To do — Reproduce the data below in full and exclude every picture.

## BEGIN Material for this task

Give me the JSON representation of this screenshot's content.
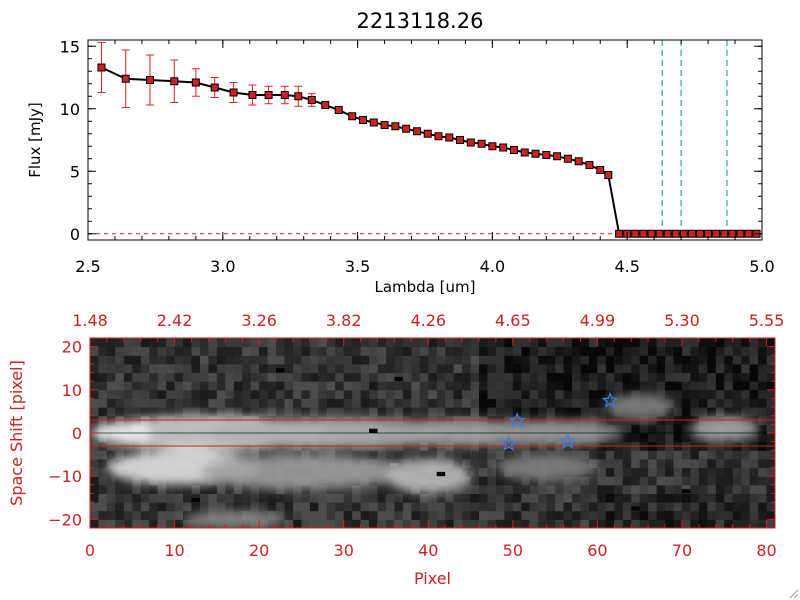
{
  "title": "2213118.26",
  "colors": {
    "line": "#000000",
    "marker": "#cc2222",
    "errorbar": "#dd2222",
    "dashed_lines": "#2aa0b8",
    "panel2_axes": "#cc2222",
    "stars": "#3a7fe0",
    "aperture_lines": "#cc2222"
  },
  "chart_data": [
    {
      "type": "line",
      "title": "2213118.26",
      "xlabel": "Lambda [um]",
      "ylabel": "Flux [mJy]",
      "xlim": [
        2.5,
        5.0
      ],
      "ylim": [
        -0.5,
        15.5
      ],
      "xticks": [
        2.5,
        3.0,
        3.5,
        4.0,
        4.5,
        5.0
      ],
      "xtick_labels": [
        "2.5",
        "3.0",
        "3.5",
        "4.0",
        "4.5",
        "5.0"
      ],
      "yticks": [
        0,
        5,
        10,
        15
      ],
      "ytick_labels": [
        "0",
        "5",
        "10",
        "15"
      ],
      "vertical_dashed_lines": [
        4.63,
        4.7,
        4.87
      ],
      "zero_line_dashed": true,
      "series": [
        {
          "x": [
            2.55,
            2.64,
            2.73,
            2.82,
            2.9,
            2.97,
            3.04,
            3.11,
            3.17,
            3.23,
            3.28,
            3.33,
            3.38,
            3.43,
            3.48,
            3.52,
            3.56,
            3.6,
            3.64,
            3.68,
            3.72,
            3.76,
            3.8,
            3.84,
            3.88,
            3.92,
            3.96,
            4.0,
            4.04,
            4.08,
            4.12,
            4.16,
            4.2,
            4.24,
            4.28,
            4.32,
            4.36,
            4.4,
            4.43,
            4.47,
            4.5,
            4.53,
            4.56,
            4.59,
            4.62,
            4.65,
            4.68,
            4.71,
            4.74,
            4.77,
            4.8,
            4.83,
            4.86,
            4.89,
            4.92,
            4.95,
            4.98
          ],
          "y": [
            13.3,
            12.4,
            12.3,
            12.2,
            12.1,
            11.7,
            11.3,
            11.1,
            11.1,
            11.1,
            11.0,
            10.7,
            10.3,
            9.9,
            9.4,
            9.1,
            8.9,
            8.7,
            8.6,
            8.4,
            8.2,
            8.0,
            7.8,
            7.7,
            7.5,
            7.3,
            7.2,
            7.0,
            6.9,
            6.7,
            6.5,
            6.4,
            6.3,
            6.2,
            6.0,
            5.8,
            5.5,
            5.1,
            4.7,
            0,
            0,
            0,
            0,
            0,
            0,
            0,
            0,
            0,
            0,
            0,
            0,
            0,
            0,
            0,
            0,
            0,
            0
          ],
          "yerr": [
            2.0,
            2.3,
            2.0,
            1.7,
            1.1,
            0.8,
            0.8,
            0.8,
            0.7,
            0.7,
            0.8,
            0.5,
            0.3,
            0.2,
            0.2,
            0.2,
            0.2,
            0.2,
            0.2,
            0.2,
            0.2,
            0.2,
            0.2,
            0.2,
            0.2,
            0.2,
            0.2,
            0.2,
            0.2,
            0.2,
            0.2,
            0.2,
            0.2,
            0.2,
            0.2,
            0.2,
            0.2,
            0.2,
            0.2,
            0,
            0,
            0,
            0,
            0,
            0,
            0,
            0,
            0,
            0,
            0,
            0,
            0,
            0,
            0,
            0,
            0,
            0
          ]
        }
      ]
    },
    {
      "type": "heatmap",
      "xlabel": "Pixel",
      "ylabel": "Space Shift [pixel]",
      "xlim": [
        0,
        81
      ],
      "ylim": [
        -22,
        22
      ],
      "xticks": [
        0,
        10,
        20,
        30,
        40,
        50,
        60,
        70,
        80
      ],
      "xtick_labels": [
        "0",
        "10",
        "20",
        "30",
        "40",
        "50",
        "60",
        "70",
        "80"
      ],
      "yticks": [
        -20,
        -10,
        0,
        10,
        20
      ],
      "ytick_labels": [
        "−20",
        "−10",
        "0",
        "10",
        "20"
      ],
      "top_tick_labels": [
        "1.48",
        "2.42",
        "3.26",
        "3.82",
        "4.26",
        "4.65",
        "4.99",
        "5.30",
        "5.55"
      ],
      "aperture_lines_y": [
        3,
        -3
      ],
      "center_line_y": 0,
      "stars": [
        {
          "x": 49.5,
          "y": -2.5
        },
        {
          "x": 50.5,
          "y": 2.8
        },
        {
          "x": 56.5,
          "y": -2.0
        },
        {
          "x": 61.5,
          "y": 7.5
        }
      ],
      "blobs": [
        {
          "x": 14,
          "y": 0,
          "w": 14,
          "h": 4,
          "level": 0.95
        },
        {
          "x": 28,
          "y": 0,
          "w": 14,
          "h": 3.5,
          "level": 0.7
        },
        {
          "x": 44,
          "y": 0,
          "w": 10,
          "h": 3,
          "level": 0.55
        },
        {
          "x": 55,
          "y": 0,
          "w": 8,
          "h": 3,
          "level": 0.4
        },
        {
          "x": 11,
          "y": -8,
          "w": 9,
          "h": 4,
          "level": 0.85
        },
        {
          "x": 25,
          "y": -9,
          "w": 12,
          "h": 4,
          "level": 0.5
        },
        {
          "x": 40,
          "y": -10,
          "w": 5,
          "h": 4,
          "level": 0.65
        },
        {
          "x": 75,
          "y": 1,
          "w": 4,
          "h": 3,
          "level": 0.55
        },
        {
          "x": 65,
          "y": 6,
          "w": 4,
          "h": 3,
          "level": 0.35
        },
        {
          "x": 17,
          "y": -20,
          "w": 6,
          "h": 2,
          "level": 0.4
        },
        {
          "x": 54,
          "y": -8,
          "w": 6,
          "h": 3,
          "level": 0.35
        }
      ]
    }
  ]
}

## END Material for this task

Task result —
Give me the JSON representation of this screenshot's content.
{
  "title": "2213118.26",
  "colors": {
    "line": "#000000",
    "marker": "#cc2222",
    "errorbar": "#dd2222",
    "dashed_lines": "#2aa0b8",
    "panel2_axes": "#cc2222",
    "stars": "#3a7fe0",
    "aperture_lines": "#cc2222"
  },
  "chart_data": [
    {
      "type": "line",
      "title": "2213118.26",
      "xlabel": "Lambda [um]",
      "ylabel": "Flux [mJy]",
      "xlim": [
        2.5,
        5.0
      ],
      "ylim": [
        -0.5,
        15.5
      ],
      "xticks": [
        2.5,
        3.0,
        3.5,
        4.0,
        4.5,
        5.0
      ],
      "xtick_labels": [
        "2.5",
        "3.0",
        "3.5",
        "4.0",
        "4.5",
        "5.0"
      ],
      "yticks": [
        0,
        5,
        10,
        15
      ],
      "ytick_labels": [
        "0",
        "5",
        "10",
        "15"
      ],
      "vertical_dashed_lines": [
        4.63,
        4.7,
        4.87
      ],
      "zero_line_dashed": true,
      "series": [
        {
          "x": [
            2.55,
            2.64,
            2.73,
            2.82,
            2.9,
            2.97,
            3.04,
            3.11,
            3.17,
            3.23,
            3.28,
            3.33,
            3.38,
            3.43,
            3.48,
            3.52,
            3.56,
            3.6,
            3.64,
            3.68,
            3.72,
            3.76,
            3.8,
            3.84,
            3.88,
            3.92,
            3.96,
            4.0,
            4.04,
            4.08,
            4.12,
            4.16,
            4.2,
            4.24,
            4.28,
            4.32,
            4.36,
            4.4,
            4.43,
            4.47,
            4.5,
            4.53,
            4.56,
            4.59,
            4.62,
            4.65,
            4.68,
            4.71,
            4.74,
            4.77,
            4.8,
            4.83,
            4.86,
            4.89,
            4.92,
            4.95,
            4.98
          ],
          "y": [
            13.3,
            12.4,
            12.3,
            12.2,
            12.1,
            11.7,
            11.3,
            11.1,
            11.1,
            11.1,
            11.0,
            10.7,
            10.3,
            9.9,
            9.4,
            9.1,
            8.9,
            8.7,
            8.6,
            8.4,
            8.2,
            8.0,
            7.8,
            7.7,
            7.5,
            7.3,
            7.2,
            7.0,
            6.9,
            6.7,
            6.5,
            6.4,
            6.3,
            6.2,
            6.0,
            5.8,
            5.5,
            5.1,
            4.7,
            0,
            0,
            0,
            0,
            0,
            0,
            0,
            0,
            0,
            0,
            0,
            0,
            0,
            0,
            0,
            0,
            0,
            0
          ],
          "yerr": [
            2.0,
            2.3,
            2.0,
            1.7,
            1.1,
            0.8,
            0.8,
            0.8,
            0.7,
            0.7,
            0.8,
            0.5,
            0.3,
            0.2,
            0.2,
            0.2,
            0.2,
            0.2,
            0.2,
            0.2,
            0.2,
            0.2,
            0.2,
            0.2,
            0.2,
            0.2,
            0.2,
            0.2,
            0.2,
            0.2,
            0.2,
            0.2,
            0.2,
            0.2,
            0.2,
            0.2,
            0.2,
            0.2,
            0.2,
            0,
            0,
            0,
            0,
            0,
            0,
            0,
            0,
            0,
            0,
            0,
            0,
            0,
            0,
            0,
            0,
            0,
            0
          ]
        }
      ]
    },
    {
      "type": "heatmap",
      "xlabel": "Pixel",
      "ylabel": "Space Shift [pixel]",
      "xlim": [
        0,
        81
      ],
      "ylim": [
        -22,
        22
      ],
      "xticks": [
        0,
        10,
        20,
        30,
        40,
        50,
        60,
        70,
        80
      ],
      "xtick_labels": [
        "0",
        "10",
        "20",
        "30",
        "40",
        "50",
        "60",
        "70",
        "80"
      ],
      "yticks": [
        -20,
        -10,
        0,
        10,
        20
      ],
      "ytick_labels": [
        "−20",
        "−10",
        "0",
        "10",
        "20"
      ],
      "top_tick_labels": [
        "1.48",
        "2.42",
        "3.26",
        "3.82",
        "4.26",
        "4.65",
        "4.99",
        "5.30",
        "5.55"
      ],
      "aperture_lines_y": [
        3,
        -3
      ],
      "center_line_y": 0,
      "stars": [
        {
          "x": 49.5,
          "y": -2.5
        },
        {
          "x": 50.5,
          "y": 2.8
        },
        {
          "x": 56.5,
          "y": -2.0
        },
        {
          "x": 61.5,
          "y": 7.5
        }
      ],
      "blobs": [
        {
          "x": 14,
          "y": 0,
          "w": 14,
          "h": 4,
          "level": 0.95
        },
        {
          "x": 28,
          "y": 0,
          "w": 14,
          "h": 3.5,
          "level": 0.7
        },
        {
          "x": 44,
          "y": 0,
          "w": 10,
          "h": 3,
          "level": 0.55
        },
        {
          "x": 55,
          "y": 0,
          "w": 8,
          "h": 3,
          "level": 0.4
        },
        {
          "x": 11,
          "y": -8,
          "w": 9,
          "h": 4,
          "level": 0.85
        },
        {
          "x": 25,
          "y": -9,
          "w": 12,
          "h": 4,
          "level": 0.5
        },
        {
          "x": 40,
          "y": -10,
          "w": 5,
          "h": 4,
          "level": 0.65
        },
        {
          "x": 75,
          "y": 1,
          "w": 4,
          "h": 3,
          "level": 0.55
        },
        {
          "x": 65,
          "y": 6,
          "w": 4,
          "h": 3,
          "level": 0.35
        },
        {
          "x": 17,
          "y": -20,
          "w": 6,
          "h": 2,
          "level": 0.4
        },
        {
          "x": 54,
          "y": -8,
          "w": 6,
          "h": 3,
          "level": 0.35
        }
      ]
    }
  ]
}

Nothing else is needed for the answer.